Given entries:
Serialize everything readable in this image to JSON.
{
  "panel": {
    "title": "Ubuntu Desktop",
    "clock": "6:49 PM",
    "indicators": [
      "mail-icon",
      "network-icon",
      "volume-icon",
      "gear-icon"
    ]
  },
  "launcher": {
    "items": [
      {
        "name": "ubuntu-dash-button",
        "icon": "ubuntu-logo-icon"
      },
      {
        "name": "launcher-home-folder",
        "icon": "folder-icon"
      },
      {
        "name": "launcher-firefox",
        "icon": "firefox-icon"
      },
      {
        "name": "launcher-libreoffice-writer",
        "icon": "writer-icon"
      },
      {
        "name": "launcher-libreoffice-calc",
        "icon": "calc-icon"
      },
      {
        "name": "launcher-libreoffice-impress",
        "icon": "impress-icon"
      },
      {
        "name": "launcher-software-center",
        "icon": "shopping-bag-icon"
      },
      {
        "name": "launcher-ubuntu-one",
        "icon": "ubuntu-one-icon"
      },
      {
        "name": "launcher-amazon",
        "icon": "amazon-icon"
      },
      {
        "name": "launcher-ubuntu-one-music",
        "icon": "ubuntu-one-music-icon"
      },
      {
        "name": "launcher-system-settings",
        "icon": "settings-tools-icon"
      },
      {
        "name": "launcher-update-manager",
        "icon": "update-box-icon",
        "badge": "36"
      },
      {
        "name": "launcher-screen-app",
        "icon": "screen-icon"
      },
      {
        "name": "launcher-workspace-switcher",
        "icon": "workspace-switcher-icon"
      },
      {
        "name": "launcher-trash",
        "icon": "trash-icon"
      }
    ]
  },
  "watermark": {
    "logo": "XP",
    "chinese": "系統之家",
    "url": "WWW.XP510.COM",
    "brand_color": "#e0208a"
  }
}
==
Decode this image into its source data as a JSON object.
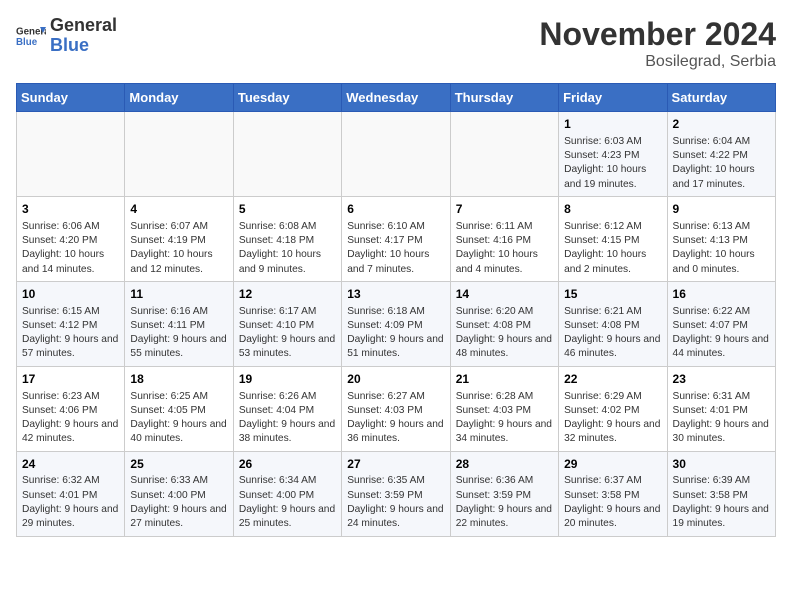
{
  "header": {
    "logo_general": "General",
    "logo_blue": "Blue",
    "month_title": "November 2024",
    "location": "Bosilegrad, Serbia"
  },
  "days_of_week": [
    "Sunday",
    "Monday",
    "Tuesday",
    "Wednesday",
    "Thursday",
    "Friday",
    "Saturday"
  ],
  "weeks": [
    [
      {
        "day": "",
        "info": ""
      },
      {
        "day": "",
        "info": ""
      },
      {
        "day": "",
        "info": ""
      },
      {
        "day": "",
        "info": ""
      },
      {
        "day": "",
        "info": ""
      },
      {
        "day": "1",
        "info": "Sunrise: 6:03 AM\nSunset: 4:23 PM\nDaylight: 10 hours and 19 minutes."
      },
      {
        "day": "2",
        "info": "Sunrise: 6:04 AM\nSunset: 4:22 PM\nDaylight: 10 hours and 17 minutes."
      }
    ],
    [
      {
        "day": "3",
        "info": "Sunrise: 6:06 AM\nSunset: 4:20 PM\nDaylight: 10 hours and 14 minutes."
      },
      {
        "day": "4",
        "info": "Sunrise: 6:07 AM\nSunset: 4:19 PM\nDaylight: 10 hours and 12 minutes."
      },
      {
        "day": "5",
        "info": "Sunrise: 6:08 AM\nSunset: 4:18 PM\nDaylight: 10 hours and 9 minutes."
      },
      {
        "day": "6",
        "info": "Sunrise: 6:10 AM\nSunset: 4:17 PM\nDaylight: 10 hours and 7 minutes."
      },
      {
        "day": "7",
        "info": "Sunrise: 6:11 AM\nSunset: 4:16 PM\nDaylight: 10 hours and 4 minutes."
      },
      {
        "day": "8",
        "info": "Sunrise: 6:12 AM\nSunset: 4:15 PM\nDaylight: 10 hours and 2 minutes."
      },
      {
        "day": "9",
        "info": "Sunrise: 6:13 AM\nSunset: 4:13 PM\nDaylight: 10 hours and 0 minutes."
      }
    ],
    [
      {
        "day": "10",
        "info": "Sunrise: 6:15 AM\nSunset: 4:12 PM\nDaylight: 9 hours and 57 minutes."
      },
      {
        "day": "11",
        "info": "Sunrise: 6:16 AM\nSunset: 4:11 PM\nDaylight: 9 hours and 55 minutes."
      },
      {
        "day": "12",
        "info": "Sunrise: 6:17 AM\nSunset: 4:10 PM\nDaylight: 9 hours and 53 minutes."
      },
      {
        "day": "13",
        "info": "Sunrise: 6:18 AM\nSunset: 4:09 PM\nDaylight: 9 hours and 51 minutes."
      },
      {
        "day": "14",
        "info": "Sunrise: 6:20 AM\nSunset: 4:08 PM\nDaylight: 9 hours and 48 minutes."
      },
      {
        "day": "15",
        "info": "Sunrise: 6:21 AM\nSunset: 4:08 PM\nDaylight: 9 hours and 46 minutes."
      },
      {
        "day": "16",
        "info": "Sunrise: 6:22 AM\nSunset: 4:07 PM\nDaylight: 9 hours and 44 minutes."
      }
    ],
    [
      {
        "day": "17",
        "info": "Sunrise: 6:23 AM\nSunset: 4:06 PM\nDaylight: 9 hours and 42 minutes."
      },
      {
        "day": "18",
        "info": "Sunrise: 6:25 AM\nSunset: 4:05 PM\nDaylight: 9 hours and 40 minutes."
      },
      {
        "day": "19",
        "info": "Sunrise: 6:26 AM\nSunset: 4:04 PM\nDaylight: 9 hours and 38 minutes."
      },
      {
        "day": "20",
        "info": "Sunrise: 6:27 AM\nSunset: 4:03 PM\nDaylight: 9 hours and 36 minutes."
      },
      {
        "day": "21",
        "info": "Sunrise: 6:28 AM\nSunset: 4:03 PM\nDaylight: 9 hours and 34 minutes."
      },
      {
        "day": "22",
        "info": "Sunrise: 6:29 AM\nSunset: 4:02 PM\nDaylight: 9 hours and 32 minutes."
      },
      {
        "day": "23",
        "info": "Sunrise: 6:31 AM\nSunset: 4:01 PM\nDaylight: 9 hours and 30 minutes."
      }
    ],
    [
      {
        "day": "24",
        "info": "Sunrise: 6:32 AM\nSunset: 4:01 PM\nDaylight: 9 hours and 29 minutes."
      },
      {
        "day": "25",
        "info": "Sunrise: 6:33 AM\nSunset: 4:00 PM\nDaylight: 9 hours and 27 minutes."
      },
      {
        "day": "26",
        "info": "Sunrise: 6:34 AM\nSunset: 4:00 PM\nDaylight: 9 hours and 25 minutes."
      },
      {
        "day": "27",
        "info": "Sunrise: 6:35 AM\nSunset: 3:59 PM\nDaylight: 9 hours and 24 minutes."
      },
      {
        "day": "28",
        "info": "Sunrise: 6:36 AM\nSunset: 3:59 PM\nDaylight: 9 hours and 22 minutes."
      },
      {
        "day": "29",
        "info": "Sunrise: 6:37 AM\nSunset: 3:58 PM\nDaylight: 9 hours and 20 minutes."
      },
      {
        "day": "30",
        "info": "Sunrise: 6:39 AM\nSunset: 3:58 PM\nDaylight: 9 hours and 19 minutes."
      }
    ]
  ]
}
* * *
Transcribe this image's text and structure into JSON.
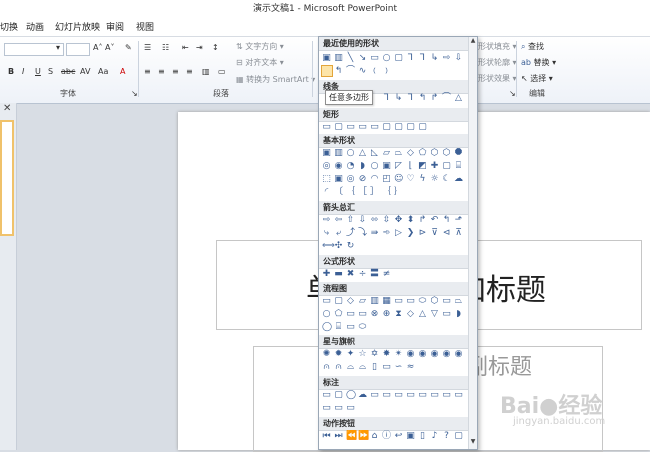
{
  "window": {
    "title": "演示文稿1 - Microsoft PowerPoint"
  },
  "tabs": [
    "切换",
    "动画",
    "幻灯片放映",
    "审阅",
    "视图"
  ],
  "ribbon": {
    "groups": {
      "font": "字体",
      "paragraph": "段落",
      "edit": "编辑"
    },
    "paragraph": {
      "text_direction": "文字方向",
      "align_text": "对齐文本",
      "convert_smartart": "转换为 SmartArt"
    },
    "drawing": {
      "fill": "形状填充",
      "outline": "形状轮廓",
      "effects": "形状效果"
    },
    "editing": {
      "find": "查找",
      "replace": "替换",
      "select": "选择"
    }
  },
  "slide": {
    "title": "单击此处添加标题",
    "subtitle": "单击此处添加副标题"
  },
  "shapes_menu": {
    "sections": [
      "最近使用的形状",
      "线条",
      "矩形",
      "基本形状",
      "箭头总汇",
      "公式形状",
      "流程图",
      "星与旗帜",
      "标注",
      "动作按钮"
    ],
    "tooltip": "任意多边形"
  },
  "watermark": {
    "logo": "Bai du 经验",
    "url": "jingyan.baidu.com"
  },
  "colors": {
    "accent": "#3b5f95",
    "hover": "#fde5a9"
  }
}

What this task involves:
Pull out every line of the entries that includes the word "calc".

Result below:
        "name": "launcher-libreoffice-calc",
        "icon": "calc-icon"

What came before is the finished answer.